### DIRECTIVE
In the listing below, locate the lines that hold the string "icon". Copy those lines.

==*==

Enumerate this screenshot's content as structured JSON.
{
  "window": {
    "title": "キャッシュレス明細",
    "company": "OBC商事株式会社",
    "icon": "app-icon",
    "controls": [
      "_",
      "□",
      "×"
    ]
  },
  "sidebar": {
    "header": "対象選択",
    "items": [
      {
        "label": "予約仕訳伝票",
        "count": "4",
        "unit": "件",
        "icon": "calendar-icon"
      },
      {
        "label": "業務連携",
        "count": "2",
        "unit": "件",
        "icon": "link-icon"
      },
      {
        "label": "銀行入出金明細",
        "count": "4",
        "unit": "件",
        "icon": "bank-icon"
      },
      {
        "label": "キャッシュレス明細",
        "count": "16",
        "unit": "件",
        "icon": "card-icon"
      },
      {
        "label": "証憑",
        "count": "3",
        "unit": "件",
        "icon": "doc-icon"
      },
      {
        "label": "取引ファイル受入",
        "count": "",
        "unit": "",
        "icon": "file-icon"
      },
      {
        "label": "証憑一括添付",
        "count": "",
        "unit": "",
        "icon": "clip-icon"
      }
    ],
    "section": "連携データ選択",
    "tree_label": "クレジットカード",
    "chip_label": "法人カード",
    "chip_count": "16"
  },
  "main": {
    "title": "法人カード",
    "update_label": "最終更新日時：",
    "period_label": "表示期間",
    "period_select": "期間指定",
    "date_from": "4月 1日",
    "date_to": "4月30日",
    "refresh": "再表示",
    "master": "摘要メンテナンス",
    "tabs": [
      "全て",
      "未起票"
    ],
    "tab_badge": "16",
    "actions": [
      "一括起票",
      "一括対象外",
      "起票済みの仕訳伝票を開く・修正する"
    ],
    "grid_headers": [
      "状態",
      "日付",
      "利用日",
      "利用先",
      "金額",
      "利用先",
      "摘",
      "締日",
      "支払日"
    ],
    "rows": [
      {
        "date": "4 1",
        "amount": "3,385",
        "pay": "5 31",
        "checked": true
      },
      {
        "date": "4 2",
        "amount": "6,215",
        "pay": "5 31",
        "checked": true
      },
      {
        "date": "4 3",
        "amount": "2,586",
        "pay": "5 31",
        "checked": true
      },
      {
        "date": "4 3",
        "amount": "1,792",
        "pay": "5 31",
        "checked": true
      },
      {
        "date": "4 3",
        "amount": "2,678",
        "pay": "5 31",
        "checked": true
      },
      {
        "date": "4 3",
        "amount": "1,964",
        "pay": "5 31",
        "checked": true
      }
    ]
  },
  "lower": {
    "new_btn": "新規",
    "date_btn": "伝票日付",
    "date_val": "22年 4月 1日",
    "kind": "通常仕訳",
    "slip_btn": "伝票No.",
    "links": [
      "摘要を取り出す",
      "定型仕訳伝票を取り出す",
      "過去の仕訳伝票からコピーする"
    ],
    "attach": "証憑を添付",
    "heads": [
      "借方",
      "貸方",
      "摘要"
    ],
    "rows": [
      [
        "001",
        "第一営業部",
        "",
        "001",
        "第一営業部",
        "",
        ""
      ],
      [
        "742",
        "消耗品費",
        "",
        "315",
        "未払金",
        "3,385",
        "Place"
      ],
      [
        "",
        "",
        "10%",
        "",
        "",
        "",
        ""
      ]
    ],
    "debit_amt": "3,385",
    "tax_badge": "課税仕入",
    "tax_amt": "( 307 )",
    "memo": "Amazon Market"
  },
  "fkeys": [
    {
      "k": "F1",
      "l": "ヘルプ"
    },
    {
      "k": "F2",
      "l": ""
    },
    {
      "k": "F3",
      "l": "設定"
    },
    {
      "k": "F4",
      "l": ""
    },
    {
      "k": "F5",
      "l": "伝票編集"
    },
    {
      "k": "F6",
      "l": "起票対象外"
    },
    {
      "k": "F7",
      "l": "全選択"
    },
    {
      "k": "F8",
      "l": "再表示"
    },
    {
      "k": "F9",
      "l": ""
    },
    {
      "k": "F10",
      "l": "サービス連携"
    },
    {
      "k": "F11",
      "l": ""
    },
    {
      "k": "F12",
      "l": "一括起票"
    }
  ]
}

==*==

### TASK RESPONSE
    "icon": "app-icon",
        "icon": "calendar-icon"
        "icon": "link-icon"
        "icon": "bank-icon"
        "icon": "card-icon"
        "icon": "doc-icon"
        "icon": "file-icon"
        "icon": "clip-icon"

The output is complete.